§ Required work: What lines of the data hold the string "станции"? Pull each one out.

━━━ Records for this exercise

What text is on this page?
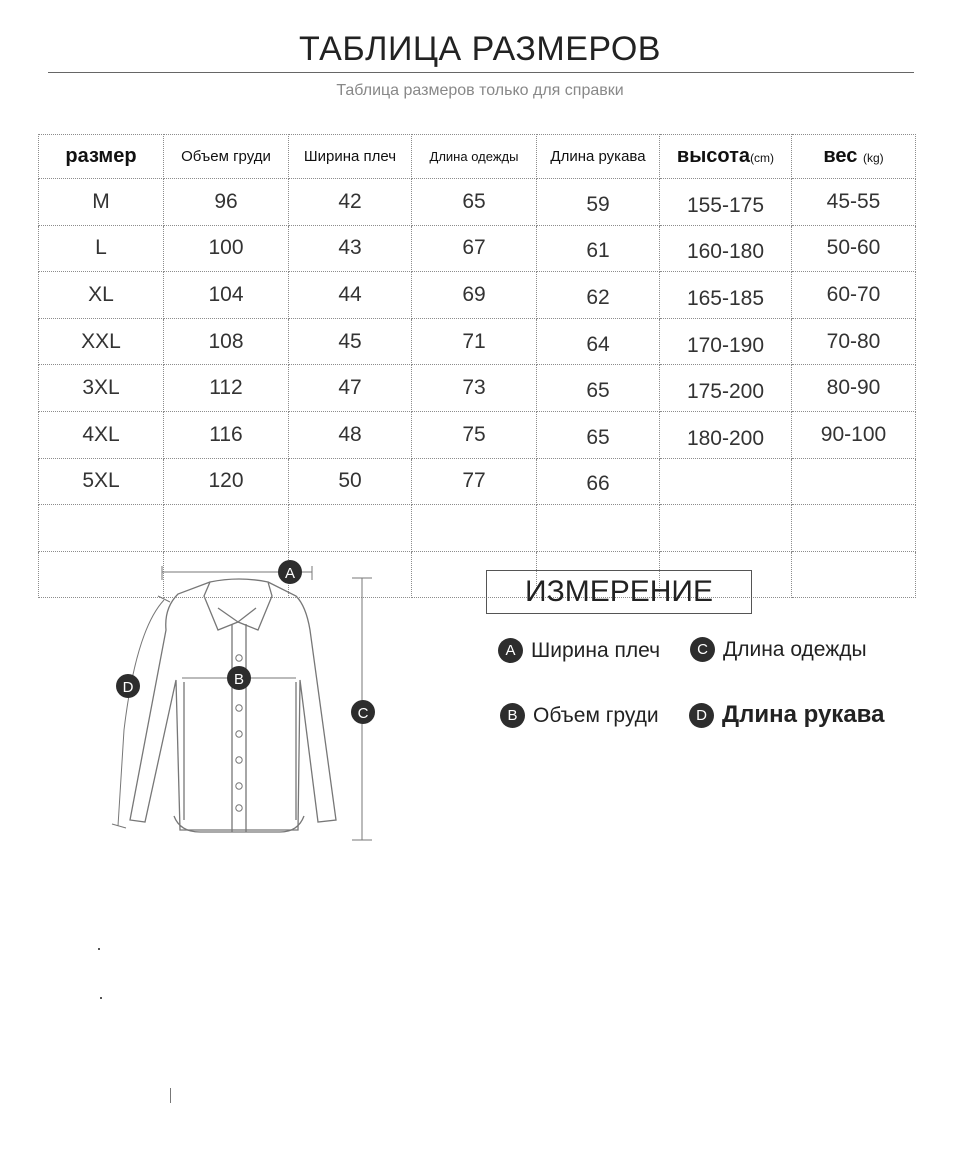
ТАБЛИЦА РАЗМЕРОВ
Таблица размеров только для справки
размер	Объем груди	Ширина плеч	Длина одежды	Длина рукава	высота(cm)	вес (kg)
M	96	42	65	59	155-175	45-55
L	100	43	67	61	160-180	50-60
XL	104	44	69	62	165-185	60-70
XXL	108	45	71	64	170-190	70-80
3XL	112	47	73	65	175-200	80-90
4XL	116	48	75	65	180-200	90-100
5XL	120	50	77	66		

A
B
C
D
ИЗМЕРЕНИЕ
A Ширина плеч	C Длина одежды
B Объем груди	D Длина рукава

━━━━━━
━━━ Records for this exercise

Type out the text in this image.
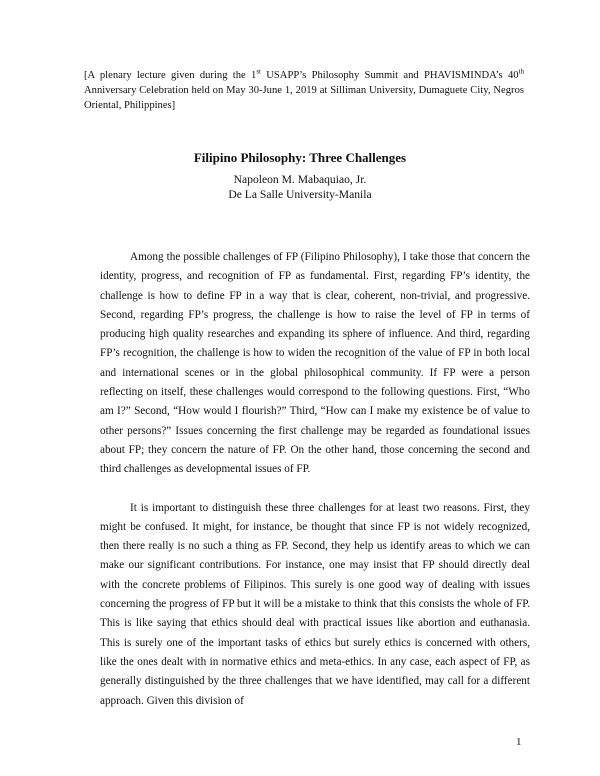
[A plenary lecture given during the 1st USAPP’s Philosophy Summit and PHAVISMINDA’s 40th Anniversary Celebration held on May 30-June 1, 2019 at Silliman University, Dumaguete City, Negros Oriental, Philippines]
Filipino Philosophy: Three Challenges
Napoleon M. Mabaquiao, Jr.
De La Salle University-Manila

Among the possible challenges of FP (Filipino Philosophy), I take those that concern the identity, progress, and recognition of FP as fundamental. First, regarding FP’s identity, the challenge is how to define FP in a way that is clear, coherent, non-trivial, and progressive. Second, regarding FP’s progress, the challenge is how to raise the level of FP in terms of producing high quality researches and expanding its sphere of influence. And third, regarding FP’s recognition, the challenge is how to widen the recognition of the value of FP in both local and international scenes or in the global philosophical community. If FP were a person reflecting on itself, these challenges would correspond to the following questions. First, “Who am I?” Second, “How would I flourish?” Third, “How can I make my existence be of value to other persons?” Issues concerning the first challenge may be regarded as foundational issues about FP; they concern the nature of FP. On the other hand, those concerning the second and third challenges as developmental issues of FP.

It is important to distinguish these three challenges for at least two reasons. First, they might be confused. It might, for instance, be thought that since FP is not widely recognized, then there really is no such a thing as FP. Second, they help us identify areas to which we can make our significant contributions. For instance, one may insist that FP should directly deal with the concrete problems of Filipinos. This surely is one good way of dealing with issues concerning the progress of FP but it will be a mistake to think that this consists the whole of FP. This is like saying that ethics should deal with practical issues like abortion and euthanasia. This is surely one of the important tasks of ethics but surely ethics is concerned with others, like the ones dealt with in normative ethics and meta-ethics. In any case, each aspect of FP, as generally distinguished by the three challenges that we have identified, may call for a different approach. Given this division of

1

━━━━━━
━━━ Records for this exercise

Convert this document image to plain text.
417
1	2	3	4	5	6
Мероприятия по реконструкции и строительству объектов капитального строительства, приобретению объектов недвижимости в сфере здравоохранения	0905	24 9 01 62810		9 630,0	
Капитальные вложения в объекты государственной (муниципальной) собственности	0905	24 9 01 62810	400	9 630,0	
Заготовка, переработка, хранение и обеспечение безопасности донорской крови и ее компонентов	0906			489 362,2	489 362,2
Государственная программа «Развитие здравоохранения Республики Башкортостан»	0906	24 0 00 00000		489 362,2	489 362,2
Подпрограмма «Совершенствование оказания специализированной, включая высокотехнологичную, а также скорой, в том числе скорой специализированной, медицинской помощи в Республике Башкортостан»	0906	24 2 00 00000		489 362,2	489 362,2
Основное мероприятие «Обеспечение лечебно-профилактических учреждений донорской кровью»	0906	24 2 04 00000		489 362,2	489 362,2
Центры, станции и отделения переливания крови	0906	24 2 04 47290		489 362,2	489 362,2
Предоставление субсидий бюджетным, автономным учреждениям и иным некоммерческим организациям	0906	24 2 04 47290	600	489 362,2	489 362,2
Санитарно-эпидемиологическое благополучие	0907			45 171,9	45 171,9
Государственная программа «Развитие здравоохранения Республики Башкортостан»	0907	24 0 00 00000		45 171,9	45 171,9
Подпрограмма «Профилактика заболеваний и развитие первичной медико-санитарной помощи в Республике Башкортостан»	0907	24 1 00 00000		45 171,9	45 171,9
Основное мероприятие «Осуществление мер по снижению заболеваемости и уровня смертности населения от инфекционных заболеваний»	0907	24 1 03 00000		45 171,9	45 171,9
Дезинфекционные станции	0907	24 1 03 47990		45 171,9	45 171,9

━━━━━━

§ Answer in full:
Центры, станции и отделения переливания крови	0906	24 2 04 47290		489 362,2	489 362,2
Дезинфекционные станции	0907	24 1 03 47990		45 171,9	45 171,9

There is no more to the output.